> _Data excerpts_:
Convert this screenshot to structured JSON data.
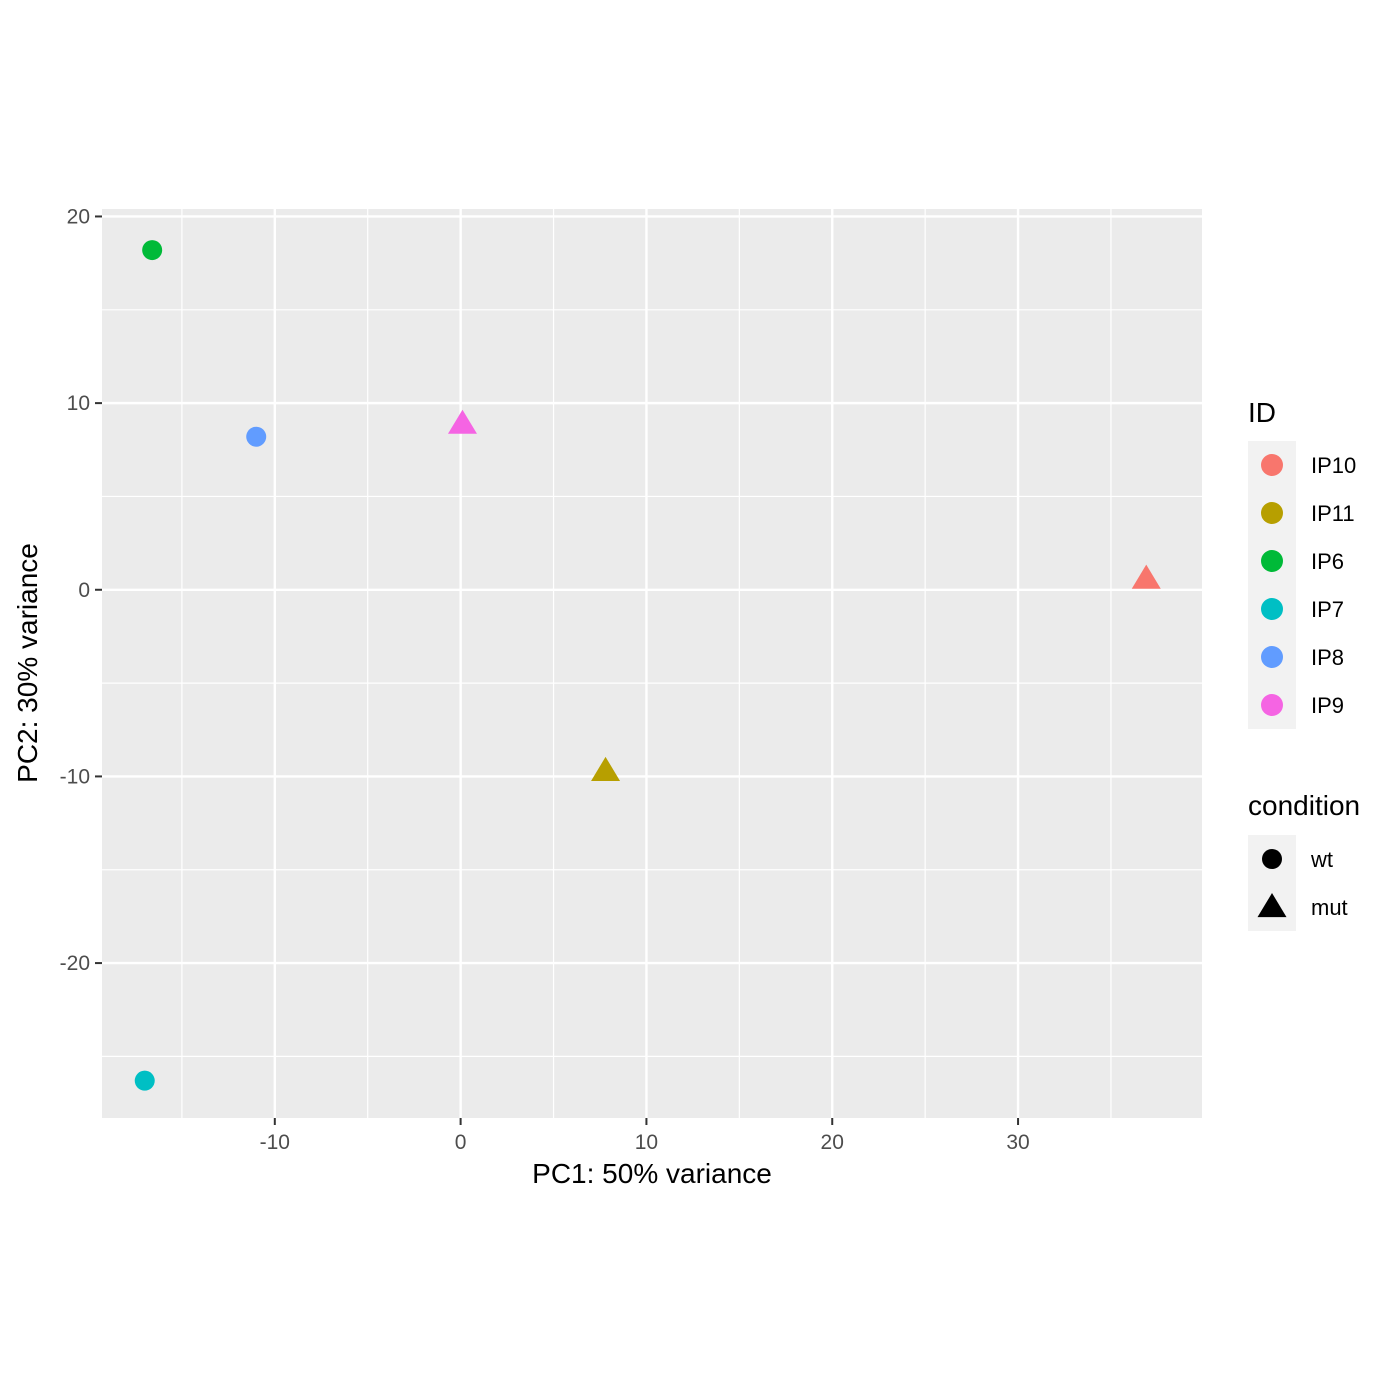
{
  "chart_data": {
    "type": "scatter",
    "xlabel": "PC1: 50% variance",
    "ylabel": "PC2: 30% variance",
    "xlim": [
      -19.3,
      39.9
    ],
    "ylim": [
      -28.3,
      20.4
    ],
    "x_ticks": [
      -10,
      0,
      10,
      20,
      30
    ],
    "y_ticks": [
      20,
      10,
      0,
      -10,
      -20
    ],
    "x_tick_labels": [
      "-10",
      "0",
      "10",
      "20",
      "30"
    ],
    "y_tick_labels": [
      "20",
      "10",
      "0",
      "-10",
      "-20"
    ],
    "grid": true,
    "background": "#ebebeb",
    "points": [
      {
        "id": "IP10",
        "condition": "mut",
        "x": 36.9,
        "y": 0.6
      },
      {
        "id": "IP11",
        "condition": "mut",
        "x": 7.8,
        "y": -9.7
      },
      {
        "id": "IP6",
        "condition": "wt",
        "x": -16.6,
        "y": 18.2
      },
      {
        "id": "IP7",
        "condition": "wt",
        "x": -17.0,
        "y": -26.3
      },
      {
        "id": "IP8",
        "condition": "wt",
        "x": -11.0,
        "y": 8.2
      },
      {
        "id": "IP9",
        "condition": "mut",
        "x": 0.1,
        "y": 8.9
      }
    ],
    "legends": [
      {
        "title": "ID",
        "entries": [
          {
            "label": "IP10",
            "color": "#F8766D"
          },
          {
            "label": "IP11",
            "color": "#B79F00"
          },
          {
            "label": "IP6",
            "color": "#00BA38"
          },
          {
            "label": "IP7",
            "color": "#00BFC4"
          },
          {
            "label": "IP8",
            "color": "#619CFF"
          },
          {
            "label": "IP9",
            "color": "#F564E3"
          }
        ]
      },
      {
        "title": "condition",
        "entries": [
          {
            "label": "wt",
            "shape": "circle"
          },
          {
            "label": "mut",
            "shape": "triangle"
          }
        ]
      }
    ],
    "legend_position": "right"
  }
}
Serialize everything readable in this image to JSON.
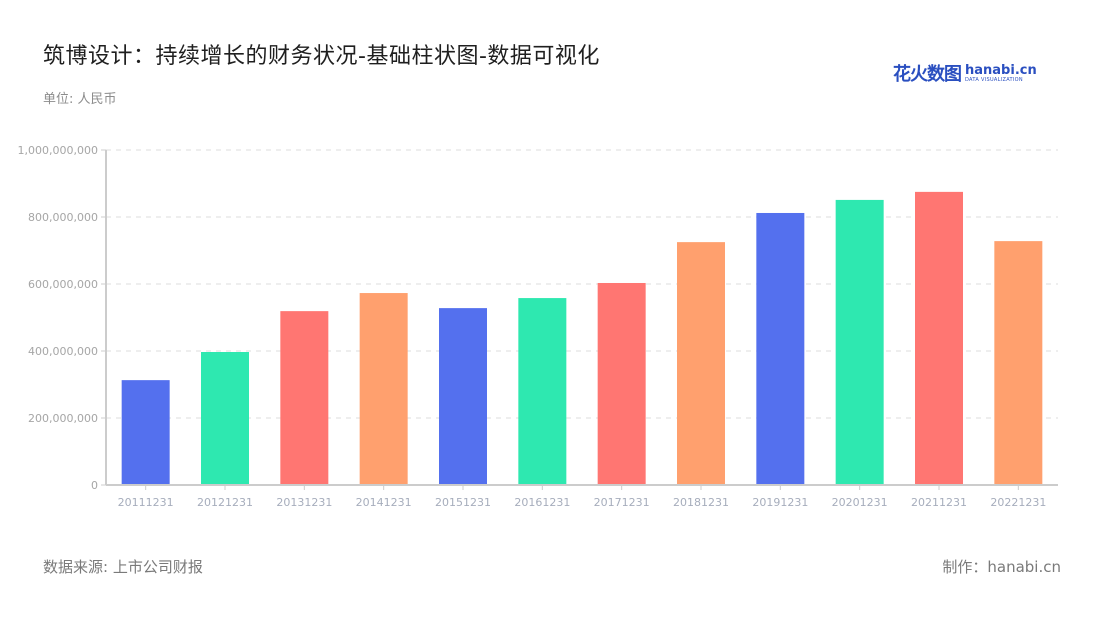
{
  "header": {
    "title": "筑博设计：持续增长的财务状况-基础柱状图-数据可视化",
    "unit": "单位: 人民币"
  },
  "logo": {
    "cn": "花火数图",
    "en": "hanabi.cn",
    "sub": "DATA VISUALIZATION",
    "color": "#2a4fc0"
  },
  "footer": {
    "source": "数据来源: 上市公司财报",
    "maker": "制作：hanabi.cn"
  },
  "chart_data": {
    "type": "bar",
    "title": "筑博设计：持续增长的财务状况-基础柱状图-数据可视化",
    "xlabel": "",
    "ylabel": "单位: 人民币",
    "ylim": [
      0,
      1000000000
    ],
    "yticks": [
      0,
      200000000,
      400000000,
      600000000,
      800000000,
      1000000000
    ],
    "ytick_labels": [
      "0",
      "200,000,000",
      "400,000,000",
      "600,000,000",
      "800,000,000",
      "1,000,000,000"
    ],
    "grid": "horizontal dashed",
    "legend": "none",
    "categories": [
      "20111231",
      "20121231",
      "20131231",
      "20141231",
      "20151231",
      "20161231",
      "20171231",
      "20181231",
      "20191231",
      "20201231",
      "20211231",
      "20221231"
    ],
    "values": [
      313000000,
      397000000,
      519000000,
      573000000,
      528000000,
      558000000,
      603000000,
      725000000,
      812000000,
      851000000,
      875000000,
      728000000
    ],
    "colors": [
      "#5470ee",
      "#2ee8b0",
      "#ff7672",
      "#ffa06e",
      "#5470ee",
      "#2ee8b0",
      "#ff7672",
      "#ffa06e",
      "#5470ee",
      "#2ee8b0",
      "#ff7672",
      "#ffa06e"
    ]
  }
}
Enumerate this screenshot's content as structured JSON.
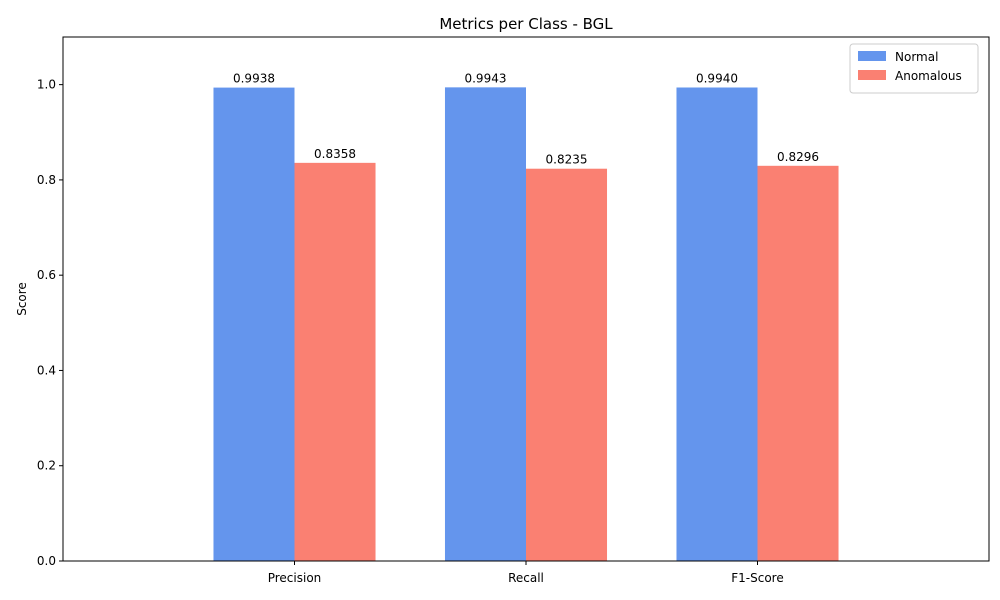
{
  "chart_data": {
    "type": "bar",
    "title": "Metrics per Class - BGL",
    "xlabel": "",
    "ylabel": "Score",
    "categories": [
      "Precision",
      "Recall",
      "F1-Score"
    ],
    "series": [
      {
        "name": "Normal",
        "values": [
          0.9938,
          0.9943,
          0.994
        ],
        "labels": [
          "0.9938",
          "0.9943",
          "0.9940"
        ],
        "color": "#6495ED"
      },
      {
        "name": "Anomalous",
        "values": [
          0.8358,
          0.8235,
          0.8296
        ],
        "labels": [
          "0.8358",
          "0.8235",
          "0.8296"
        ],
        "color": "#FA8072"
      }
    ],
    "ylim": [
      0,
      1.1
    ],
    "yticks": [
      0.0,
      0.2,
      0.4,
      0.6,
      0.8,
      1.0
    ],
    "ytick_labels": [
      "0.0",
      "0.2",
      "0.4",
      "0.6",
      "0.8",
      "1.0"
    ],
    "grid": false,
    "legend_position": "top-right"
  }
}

> _Written problem_: Write out all the entries again, word for word, and print no images.

> _Solution to the exercise_:
Convert this screenshot to structured JSON data.
{
  "chart_data": {
    "type": "scatter",
    "xlabel": "PC1: 50% variance",
    "ylabel": "PC2: 30% variance",
    "xlim": [
      -19.3,
      39.9
    ],
    "ylim": [
      -28.3,
      20.4
    ],
    "x_ticks": [
      -10,
      0,
      10,
      20,
      30
    ],
    "y_ticks": [
      20,
      10,
      0,
      -10,
      -20
    ],
    "x_tick_labels": [
      "-10",
      "0",
      "10",
      "20",
      "30"
    ],
    "y_tick_labels": [
      "20",
      "10",
      "0",
      "-10",
      "-20"
    ],
    "grid": true,
    "background": "#ebebeb",
    "points": [
      {
        "id": "IP10",
        "condition": "mut",
        "x": 36.9,
        "y": 0.6
      },
      {
        "id": "IP11",
        "condition": "mut",
        "x": 7.8,
        "y": -9.7
      },
      {
        "id": "IP6",
        "condition": "wt",
        "x": -16.6,
        "y": 18.2
      },
      {
        "id": "IP7",
        "condition": "wt",
        "x": -17.0,
        "y": -26.3
      },
      {
        "id": "IP8",
        "condition": "wt",
        "x": -11.0,
        "y": 8.2
      },
      {
        "id": "IP9",
        "condition": "mut",
        "x": 0.1,
        "y": 8.9
      }
    ],
    "legends": [
      {
        "title": "ID",
        "entries": [
          {
            "label": "IP10",
            "color": "#F8766D"
          },
          {
            "label": "IP11",
            "color": "#B79F00"
          },
          {
            "label": "IP6",
            "color": "#00BA38"
          },
          {
            "label": "IP7",
            "color": "#00BFC4"
          },
          {
            "label": "IP8",
            "color": "#619CFF"
          },
          {
            "label": "IP9",
            "color": "#F564E3"
          }
        ]
      },
      {
        "title": "condition",
        "entries": [
          {
            "label": "wt",
            "shape": "circle"
          },
          {
            "label": "mut",
            "shape": "triangle"
          }
        ]
      }
    ],
    "legend_position": "right"
  }
}
Serialize everything readable in this image to JSON.
{
  "header": {
    "title": "筑博设计：持续增长的财务状况-基础柱状图-数据可视化",
    "unit": "单位: 人民币"
  },
  "logo": {
    "cn": "花火数图",
    "en": "hanabi.cn",
    "sub": "DATA VISUALIZATION",
    "color": "#2a4fc0"
  },
  "footer": {
    "source": "数据来源: 上市公司财报",
    "maker": "制作：hanabi.cn"
  },
  "chart_data": {
    "type": "bar",
    "title": "筑博设计：持续增长的财务状况-基础柱状图-数据可视化",
    "xlabel": "",
    "ylabel": "单位: 人民币",
    "ylim": [
      0,
      1000000000
    ],
    "yticks": [
      0,
      200000000,
      400000000,
      600000000,
      800000000,
      1000000000
    ],
    "ytick_labels": [
      "0",
      "200,000,000",
      "400,000,000",
      "600,000,000",
      "800,000,000",
      "1,000,000,000"
    ],
    "grid": "horizontal dashed",
    "legend": "none",
    "categories": [
      "20111231",
      "20121231",
      "20131231",
      "20141231",
      "20151231",
      "20161231",
      "20171231",
      "20181231",
      "20191231",
      "20201231",
      "20211231",
      "20221231"
    ],
    "values": [
      313000000,
      397000000,
      519000000,
      573000000,
      528000000,
      558000000,
      603000000,
      725000000,
      812000000,
      851000000,
      875000000,
      728000000
    ],
    "colors": [
      "#5470ee",
      "#2ee8b0",
      "#ff7672",
      "#ffa06e",
      "#5470ee",
      "#2ee8b0",
      "#ff7672",
      "#ffa06e",
      "#5470ee",
      "#2ee8b0",
      "#ff7672",
      "#ffa06e"
    ]
  }
}
Enumerate this screenshot's content as structured JSON.
{
  "chart_data": {
    "type": "bar",
    "title": "Metrics per Class - BGL",
    "xlabel": "",
    "ylabel": "Score",
    "categories": [
      "Precision",
      "Recall",
      "F1-Score"
    ],
    "series": [
      {
        "name": "Normal",
        "values": [
          0.9938,
          0.9943,
          0.994
        ],
        "labels": [
          "0.9938",
          "0.9943",
          "0.9940"
        ],
        "color": "#6495ED"
      },
      {
        "name": "Anomalous",
        "values": [
          0.8358,
          0.8235,
          0.8296
        ],
        "labels": [
          "0.8358",
          "0.8235",
          "0.8296"
        ],
        "color": "#FA8072"
      }
    ],
    "ylim": [
      0,
      1.1
    ],
    "yticks": [
      0.0,
      0.2,
      0.4,
      0.6,
      0.8,
      1.0
    ],
    "ytick_labels": [
      "0.0",
      "0.2",
      "0.4",
      "0.6",
      "0.8",
      "1.0"
    ],
    "grid": false,
    "legend_position": "top-right"
  }
}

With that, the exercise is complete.